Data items
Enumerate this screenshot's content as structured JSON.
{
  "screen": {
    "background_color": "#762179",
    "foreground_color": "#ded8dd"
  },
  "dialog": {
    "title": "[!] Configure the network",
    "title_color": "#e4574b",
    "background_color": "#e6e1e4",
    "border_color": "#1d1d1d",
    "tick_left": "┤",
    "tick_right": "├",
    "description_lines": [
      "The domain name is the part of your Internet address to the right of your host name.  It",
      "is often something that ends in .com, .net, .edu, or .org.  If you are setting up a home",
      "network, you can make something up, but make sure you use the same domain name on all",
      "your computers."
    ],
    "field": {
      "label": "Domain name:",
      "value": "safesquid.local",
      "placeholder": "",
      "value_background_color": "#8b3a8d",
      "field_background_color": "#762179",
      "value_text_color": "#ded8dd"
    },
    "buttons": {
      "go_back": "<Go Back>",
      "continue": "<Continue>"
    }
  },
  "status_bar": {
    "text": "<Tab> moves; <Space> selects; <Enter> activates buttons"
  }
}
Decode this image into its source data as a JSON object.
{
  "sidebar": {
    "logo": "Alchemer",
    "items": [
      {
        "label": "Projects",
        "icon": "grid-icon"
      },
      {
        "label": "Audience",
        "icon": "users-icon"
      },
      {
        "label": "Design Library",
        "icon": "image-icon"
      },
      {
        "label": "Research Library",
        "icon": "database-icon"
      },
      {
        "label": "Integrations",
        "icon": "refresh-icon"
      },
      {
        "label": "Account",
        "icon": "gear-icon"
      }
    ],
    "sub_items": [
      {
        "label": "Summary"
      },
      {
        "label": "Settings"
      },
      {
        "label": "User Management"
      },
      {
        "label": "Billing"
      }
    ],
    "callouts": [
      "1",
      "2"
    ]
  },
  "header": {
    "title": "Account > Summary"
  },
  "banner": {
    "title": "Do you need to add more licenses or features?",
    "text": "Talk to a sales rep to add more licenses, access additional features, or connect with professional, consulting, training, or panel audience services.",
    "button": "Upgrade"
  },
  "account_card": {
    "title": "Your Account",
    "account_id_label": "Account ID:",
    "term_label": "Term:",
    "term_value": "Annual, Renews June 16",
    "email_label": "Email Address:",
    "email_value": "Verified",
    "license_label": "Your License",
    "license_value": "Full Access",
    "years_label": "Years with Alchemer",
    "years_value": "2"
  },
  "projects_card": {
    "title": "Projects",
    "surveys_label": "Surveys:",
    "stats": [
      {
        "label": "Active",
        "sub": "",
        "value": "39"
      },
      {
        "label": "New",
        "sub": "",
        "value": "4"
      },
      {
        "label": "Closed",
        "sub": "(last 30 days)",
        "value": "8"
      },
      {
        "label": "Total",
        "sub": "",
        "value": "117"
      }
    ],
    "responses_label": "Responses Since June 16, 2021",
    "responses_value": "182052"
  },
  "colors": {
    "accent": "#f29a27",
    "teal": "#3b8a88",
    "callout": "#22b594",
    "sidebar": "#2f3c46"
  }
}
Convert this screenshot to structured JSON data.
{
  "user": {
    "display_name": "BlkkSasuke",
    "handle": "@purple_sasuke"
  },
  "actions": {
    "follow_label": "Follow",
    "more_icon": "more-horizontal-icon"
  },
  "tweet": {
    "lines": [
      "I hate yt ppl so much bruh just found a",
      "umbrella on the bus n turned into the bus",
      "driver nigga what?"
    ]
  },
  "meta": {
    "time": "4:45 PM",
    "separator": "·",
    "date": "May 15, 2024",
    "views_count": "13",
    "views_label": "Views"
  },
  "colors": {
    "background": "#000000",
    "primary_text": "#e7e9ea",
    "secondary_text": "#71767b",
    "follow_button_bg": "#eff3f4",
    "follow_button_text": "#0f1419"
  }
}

Work to be completed:
What is needed here is an exact reproduction of all the entries.

Task answer:
Enumerate this screenshot's content as structured JSON.
{
  "screen": {
    "background_color": "#762179",
    "foreground_color": "#ded8dd"
  },
  "dialog": {
    "title": "[!] Configure the network",
    "title_color": "#e4574b",
    "background_color": "#e6e1e4",
    "border_color": "#1d1d1d",
    "tick_left": "┤",
    "tick_right": "├",
    "description_lines": [
      "The domain name is the part of your Internet address to the right of your host name.  It",
      "is often something that ends in .com, .net, .edu, or .org.  If you are setting up a home",
      "network, you can make something up, but make sure you use the same domain name on all",
      "your computers."
    ],
    "field": {
      "label": "Domain name:",
      "value": "safesquid.local",
      "placeholder": "",
      "value_background_color": "#8b3a8d",
      "field_background_color": "#762179",
      "value_text_color": "#ded8dd"
    },
    "buttons": {
      "go_back": "<Go Back>",
      "continue": "<Continue>"
    }
  },
  "status_bar": {
    "text": "<Tab> moves; <Space> selects; <Enter> activates buttons"
  }
}
Decode this image into its source data as a JSON object.
{
  "sidebar": {
    "logo": "Alchemer",
    "items": [
      {
        "label": "Projects",
        "icon": "grid-icon"
      },
      {
        "label": "Audience",
        "icon": "users-icon"
      },
      {
        "label": "Design Library",
        "icon": "image-icon"
      },
      {
        "label": "Research Library",
        "icon": "database-icon"
      },
      {
        "label": "Integrations",
        "icon": "refresh-icon"
      },
      {
        "label": "Account",
        "icon": "gear-icon"
      }
    ],
    "sub_items": [
      {
        "label": "Summary"
      },
      {
        "label": "Settings"
      },
      {
        "label": "User Management"
      },
      {
        "label": "Billing"
      }
    ],
    "callouts": [
      "1",
      "2"
    ]
  },
  "header": {
    "title": "Account > Summary"
  },
  "banner": {
    "title": "Do you need to add more licenses or features?",
    "text": "Talk to a sales rep to add more licenses, access additional features, or connect with professional, consulting, training, or panel audience services.",
    "button": "Upgrade"
  },
  "account_card": {
    "title": "Your Account",
    "account_id_label": "Account ID:",
    "term_label": "Term:",
    "term_value": "Annual, Renews June 16",
    "email_label": "Email Address:",
    "email_value": "Verified",
    "license_label": "Your License",
    "license_value": "Full Access",
    "years_label": "Years with Alchemer",
    "years_value": "2"
  },
  "projects_card": {
    "title": "Projects",
    "surveys_label": "Surveys:",
    "stats": [
      {
        "label": "Active",
        "sub": "",
        "value": "39"
      },
      {
        "label": "New",
        "sub": "",
        "value": "4"
      },
      {
        "label": "Closed",
        "sub": "(last 30 days)",
        "value": "8"
      },
      {
        "label": "Total",
        "sub": "",
        "value": "117"
      }
    ],
    "responses_label": "Responses Since June 16, 2021",
    "responses_value": "182052"
  },
  "colors": {
    "accent": "#f29a27",
    "teal": "#3b8a88",
    "callout": "#22b594",
    "sidebar": "#2f3c46"
  }
}
Convert this screenshot to structured JSON data.
{
  "user": {
    "display_name": "BlkkSasuke",
    "handle": "@purple_sasuke"
  },
  "actions": {
    "follow_label": "Follow",
    "more_icon": "more-horizontal-icon"
  },
  "tweet": {
    "lines": [
      "I hate yt ppl so much bruh just found a",
      "umbrella on the bus n turned into the bus",
      "driver nigga what?"
    ]
  },
  "meta": {
    "time": "4:45 PM",
    "separator": "·",
    "date": "May 15, 2024",
    "views_count": "13",
    "views_label": "Views"
  },
  "colors": {
    "background": "#000000",
    "primary_text": "#e7e9ea",
    "secondary_text": "#71767b",
    "follow_button_bg": "#eff3f4",
    "follow_button_text": "#0f1419"
  }
}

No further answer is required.